Rows from a dataset ::

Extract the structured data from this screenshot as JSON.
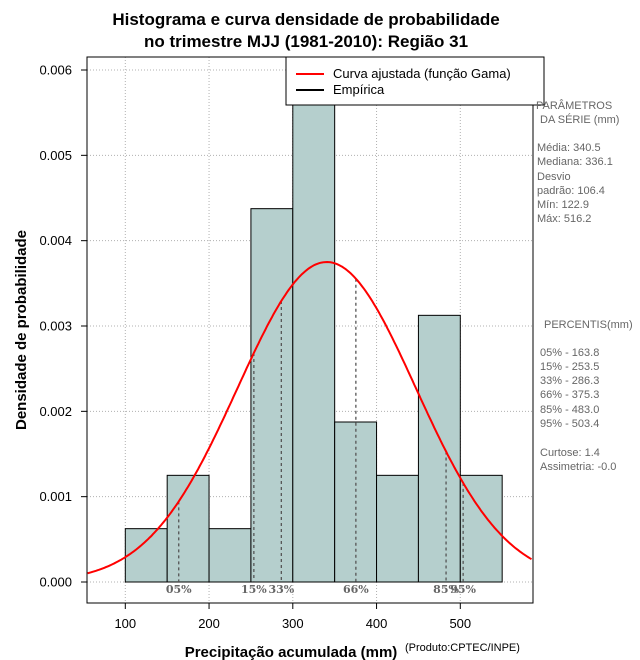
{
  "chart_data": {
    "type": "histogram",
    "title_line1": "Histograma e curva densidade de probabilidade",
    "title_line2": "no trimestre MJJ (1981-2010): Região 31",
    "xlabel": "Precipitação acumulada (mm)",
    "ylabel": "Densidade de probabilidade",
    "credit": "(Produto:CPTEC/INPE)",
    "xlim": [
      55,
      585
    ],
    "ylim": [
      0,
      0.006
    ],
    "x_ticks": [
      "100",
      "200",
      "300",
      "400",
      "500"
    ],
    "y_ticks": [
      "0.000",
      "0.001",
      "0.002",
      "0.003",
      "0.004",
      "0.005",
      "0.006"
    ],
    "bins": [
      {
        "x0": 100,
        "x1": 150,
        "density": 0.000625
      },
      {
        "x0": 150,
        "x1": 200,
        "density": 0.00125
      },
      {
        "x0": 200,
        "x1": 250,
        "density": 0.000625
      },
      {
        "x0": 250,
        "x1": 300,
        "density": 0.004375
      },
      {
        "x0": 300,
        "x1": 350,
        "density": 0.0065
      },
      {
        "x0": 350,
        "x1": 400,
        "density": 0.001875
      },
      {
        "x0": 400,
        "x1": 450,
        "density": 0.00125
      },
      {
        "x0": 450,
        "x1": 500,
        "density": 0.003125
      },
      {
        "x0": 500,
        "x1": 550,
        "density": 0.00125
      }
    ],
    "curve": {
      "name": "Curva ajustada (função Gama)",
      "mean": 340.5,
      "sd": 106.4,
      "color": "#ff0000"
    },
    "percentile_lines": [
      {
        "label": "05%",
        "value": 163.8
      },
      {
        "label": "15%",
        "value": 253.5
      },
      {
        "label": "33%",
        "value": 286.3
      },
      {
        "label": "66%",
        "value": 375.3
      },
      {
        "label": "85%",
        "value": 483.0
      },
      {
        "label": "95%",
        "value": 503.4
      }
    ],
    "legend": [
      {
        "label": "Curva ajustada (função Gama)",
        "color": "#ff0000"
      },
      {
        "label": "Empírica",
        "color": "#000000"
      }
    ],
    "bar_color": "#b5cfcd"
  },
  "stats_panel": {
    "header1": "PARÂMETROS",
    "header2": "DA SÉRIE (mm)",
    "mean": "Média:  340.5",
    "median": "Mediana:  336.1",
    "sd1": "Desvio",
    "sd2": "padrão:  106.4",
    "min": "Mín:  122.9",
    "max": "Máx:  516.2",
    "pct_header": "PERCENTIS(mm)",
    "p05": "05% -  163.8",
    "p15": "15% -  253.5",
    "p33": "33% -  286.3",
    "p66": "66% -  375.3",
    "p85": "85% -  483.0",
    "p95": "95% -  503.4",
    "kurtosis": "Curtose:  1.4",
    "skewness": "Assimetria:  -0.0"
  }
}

TASK REQUIREMENTS ::
Without including any pictures, reproduce the listing exactly.

SOLUTION TO THE PROBLEM ::
Extract the structured data from this screenshot as JSON.
{
  "chart_data": {
    "type": "histogram",
    "title_line1": "Histograma e curva densidade de probabilidade",
    "title_line2": "no trimestre MJJ (1981-2010): Região 31",
    "xlabel": "Precipitação acumulada (mm)",
    "ylabel": "Densidade de probabilidade",
    "credit": "(Produto:CPTEC/INPE)",
    "xlim": [
      55,
      585
    ],
    "ylim": [
      0,
      0.006
    ],
    "x_ticks": [
      "100",
      "200",
      "300",
      "400",
      "500"
    ],
    "y_ticks": [
      "0.000",
      "0.001",
      "0.002",
      "0.003",
      "0.004",
      "0.005",
      "0.006"
    ],
    "bins": [
      {
        "x0": 100,
        "x1": 150,
        "density": 0.000625
      },
      {
        "x0": 150,
        "x1": 200,
        "density": 0.00125
      },
      {
        "x0": 200,
        "x1": 250,
        "density": 0.000625
      },
      {
        "x0": 250,
        "x1": 300,
        "density": 0.004375
      },
      {
        "x0": 300,
        "x1": 350,
        "density": 0.0065
      },
      {
        "x0": 350,
        "x1": 400,
        "density": 0.001875
      },
      {
        "x0": 400,
        "x1": 450,
        "density": 0.00125
      },
      {
        "x0": 450,
        "x1": 500,
        "density": 0.003125
      },
      {
        "x0": 500,
        "x1": 550,
        "density": 0.00125
      }
    ],
    "curve": {
      "name": "Curva ajustada (função Gama)",
      "mean": 340.5,
      "sd": 106.4,
      "color": "#ff0000"
    },
    "percentile_lines": [
      {
        "label": "05%",
        "value": 163.8
      },
      {
        "label": "15%",
        "value": 253.5
      },
      {
        "label": "33%",
        "value": 286.3
      },
      {
        "label": "66%",
        "value": 375.3
      },
      {
        "label": "85%",
        "value": 483.0
      },
      {
        "label": "95%",
        "value": 503.4
      }
    ],
    "legend": [
      {
        "label": "Curva ajustada (função Gama)",
        "color": "#ff0000"
      },
      {
        "label": "Empírica",
        "color": "#000000"
      }
    ],
    "bar_color": "#b5cfcd"
  },
  "stats_panel": {
    "header1": "PARÂMETROS",
    "header2": "DA SÉRIE (mm)",
    "mean": "Média:  340.5",
    "median": "Mediana:  336.1",
    "sd1": "Desvio",
    "sd2": "padrão:  106.4",
    "min": "Mín:  122.9",
    "max": "Máx:  516.2",
    "pct_header": "PERCENTIS(mm)",
    "p05": "05% -  163.8",
    "p15": "15% -  253.5",
    "p33": "33% -  286.3",
    "p66": "66% -  375.3",
    "p85": "85% -  483.0",
    "p95": "95% -  503.4",
    "kurtosis": "Curtose:  1.4",
    "skewness": "Assimetria:  -0.0"
  }
}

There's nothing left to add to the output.